= What to do =
Reproduce verbatim the lines from the one containing "Where is each" through the one containing "stock-price-bar — [89, 339, 104, 355]", inclusive.

= Task input =
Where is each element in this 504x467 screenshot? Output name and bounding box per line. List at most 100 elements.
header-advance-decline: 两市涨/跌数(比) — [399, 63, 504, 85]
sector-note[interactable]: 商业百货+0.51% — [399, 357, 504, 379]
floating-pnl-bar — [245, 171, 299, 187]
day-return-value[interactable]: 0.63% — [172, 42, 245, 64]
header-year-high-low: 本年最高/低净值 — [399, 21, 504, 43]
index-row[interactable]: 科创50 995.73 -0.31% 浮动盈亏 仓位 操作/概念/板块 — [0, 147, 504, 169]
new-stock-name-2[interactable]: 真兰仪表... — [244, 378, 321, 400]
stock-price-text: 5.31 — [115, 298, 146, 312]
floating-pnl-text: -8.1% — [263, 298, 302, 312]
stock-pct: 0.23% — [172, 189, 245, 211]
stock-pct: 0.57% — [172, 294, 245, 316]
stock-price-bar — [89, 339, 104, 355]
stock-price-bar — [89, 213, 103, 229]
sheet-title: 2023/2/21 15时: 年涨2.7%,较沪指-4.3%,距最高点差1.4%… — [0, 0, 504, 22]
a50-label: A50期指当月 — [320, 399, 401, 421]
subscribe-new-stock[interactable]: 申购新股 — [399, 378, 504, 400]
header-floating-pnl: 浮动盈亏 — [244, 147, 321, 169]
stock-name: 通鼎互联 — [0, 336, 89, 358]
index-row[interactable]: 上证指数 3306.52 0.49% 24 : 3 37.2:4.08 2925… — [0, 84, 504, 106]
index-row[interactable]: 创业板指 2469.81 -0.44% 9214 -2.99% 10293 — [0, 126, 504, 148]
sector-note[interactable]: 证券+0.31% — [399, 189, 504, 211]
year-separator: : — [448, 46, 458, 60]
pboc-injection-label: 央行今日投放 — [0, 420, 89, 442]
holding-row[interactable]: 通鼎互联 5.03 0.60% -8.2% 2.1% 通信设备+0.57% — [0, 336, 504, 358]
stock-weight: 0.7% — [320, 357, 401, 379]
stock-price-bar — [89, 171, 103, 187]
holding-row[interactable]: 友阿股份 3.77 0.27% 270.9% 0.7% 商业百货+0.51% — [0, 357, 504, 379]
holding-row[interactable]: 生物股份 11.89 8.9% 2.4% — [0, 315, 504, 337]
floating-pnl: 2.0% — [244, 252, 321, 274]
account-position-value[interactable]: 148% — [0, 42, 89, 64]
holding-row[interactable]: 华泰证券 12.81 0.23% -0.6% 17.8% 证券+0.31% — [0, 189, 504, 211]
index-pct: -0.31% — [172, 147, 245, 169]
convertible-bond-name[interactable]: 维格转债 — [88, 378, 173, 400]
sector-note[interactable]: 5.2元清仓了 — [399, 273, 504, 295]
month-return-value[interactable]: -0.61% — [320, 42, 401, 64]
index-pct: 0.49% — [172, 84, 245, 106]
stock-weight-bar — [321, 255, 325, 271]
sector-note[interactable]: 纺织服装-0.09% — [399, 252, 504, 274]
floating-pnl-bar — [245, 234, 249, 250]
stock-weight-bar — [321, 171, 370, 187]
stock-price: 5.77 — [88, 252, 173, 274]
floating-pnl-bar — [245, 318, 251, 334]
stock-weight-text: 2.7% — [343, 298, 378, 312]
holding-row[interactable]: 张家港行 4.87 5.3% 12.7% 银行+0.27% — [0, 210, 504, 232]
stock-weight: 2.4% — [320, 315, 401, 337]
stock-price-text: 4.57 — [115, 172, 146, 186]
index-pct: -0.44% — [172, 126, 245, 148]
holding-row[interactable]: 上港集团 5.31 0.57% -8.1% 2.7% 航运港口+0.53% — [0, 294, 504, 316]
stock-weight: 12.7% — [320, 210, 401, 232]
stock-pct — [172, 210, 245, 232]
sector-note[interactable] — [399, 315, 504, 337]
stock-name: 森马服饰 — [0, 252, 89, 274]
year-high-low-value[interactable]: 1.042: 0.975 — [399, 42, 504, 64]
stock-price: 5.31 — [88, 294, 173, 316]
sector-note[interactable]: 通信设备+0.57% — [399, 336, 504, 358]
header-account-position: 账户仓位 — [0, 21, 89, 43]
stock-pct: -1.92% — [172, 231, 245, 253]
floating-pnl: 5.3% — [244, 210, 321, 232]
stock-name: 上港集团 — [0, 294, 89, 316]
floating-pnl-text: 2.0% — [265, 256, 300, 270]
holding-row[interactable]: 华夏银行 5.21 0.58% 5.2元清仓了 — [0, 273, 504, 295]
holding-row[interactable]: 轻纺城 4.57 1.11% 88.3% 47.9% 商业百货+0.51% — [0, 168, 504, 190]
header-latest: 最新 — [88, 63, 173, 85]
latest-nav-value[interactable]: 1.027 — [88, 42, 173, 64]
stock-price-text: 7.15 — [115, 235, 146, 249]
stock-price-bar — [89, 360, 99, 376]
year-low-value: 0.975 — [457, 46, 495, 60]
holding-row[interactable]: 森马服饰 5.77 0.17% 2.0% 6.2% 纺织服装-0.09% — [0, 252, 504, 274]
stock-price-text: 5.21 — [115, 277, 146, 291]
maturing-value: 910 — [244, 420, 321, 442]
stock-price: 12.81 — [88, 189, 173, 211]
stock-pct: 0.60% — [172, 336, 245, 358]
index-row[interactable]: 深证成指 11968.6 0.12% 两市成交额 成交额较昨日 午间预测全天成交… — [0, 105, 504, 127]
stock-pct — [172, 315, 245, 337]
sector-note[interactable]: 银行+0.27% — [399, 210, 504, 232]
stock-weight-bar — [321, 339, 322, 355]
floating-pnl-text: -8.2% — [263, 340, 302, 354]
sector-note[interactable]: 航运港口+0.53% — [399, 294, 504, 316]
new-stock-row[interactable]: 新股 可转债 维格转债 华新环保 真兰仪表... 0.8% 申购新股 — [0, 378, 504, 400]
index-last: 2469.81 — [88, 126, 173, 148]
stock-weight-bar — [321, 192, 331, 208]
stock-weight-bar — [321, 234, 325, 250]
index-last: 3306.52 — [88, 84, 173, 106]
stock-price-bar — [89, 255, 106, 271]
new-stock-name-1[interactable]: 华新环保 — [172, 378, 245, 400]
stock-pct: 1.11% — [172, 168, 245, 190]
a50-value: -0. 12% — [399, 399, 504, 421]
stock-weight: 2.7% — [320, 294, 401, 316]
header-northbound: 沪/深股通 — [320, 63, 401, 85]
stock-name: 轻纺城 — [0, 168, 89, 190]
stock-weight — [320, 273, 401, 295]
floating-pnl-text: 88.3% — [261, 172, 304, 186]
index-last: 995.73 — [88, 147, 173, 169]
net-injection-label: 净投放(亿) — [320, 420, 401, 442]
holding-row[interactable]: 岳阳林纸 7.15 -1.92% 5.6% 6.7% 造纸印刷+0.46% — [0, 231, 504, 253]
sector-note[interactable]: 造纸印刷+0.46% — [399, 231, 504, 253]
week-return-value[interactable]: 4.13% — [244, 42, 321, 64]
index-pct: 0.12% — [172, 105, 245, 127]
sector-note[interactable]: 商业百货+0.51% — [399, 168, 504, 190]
--
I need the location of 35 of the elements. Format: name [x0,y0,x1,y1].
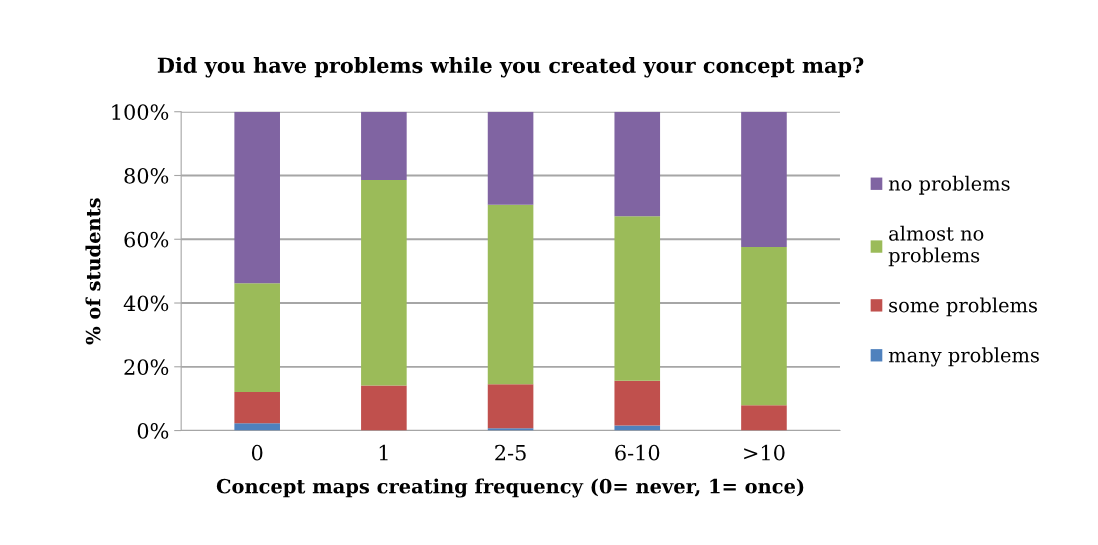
...
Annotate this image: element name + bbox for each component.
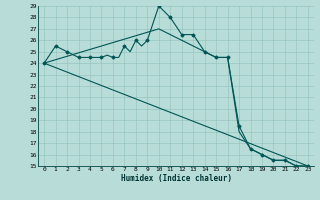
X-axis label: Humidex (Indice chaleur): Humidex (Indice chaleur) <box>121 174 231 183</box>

= Expected answer =
Where is each element in this 504x467 screenshot? Output name and bounding box per line. List at most 100 elements.
header-advance-decline: 两市涨/跌数(比) — [399, 63, 504, 85]
sector-note[interactable]: 商业百货+0.51% — [399, 357, 504, 379]
floating-pnl-bar — [245, 171, 299, 187]
day-return-value[interactable]: 0.63% — [172, 42, 245, 64]
header-year-high-low: 本年最高/低净值 — [399, 21, 504, 43]
index-row[interactable]: 科创50 995.73 -0.31% 浮动盈亏 仓位 操作/概念/板块 — [0, 147, 504, 169]
new-stock-name-2[interactable]: 真兰仪表... — [244, 378, 321, 400]
stock-price-text: 5.31 — [115, 298, 146, 312]
floating-pnl-text: -8.1% — [263, 298, 302, 312]
stock-pct: 0.23% — [172, 189, 245, 211]
stock-pct: 0.57% — [172, 294, 245, 316]
stock-price-bar — [89, 339, 104, 355]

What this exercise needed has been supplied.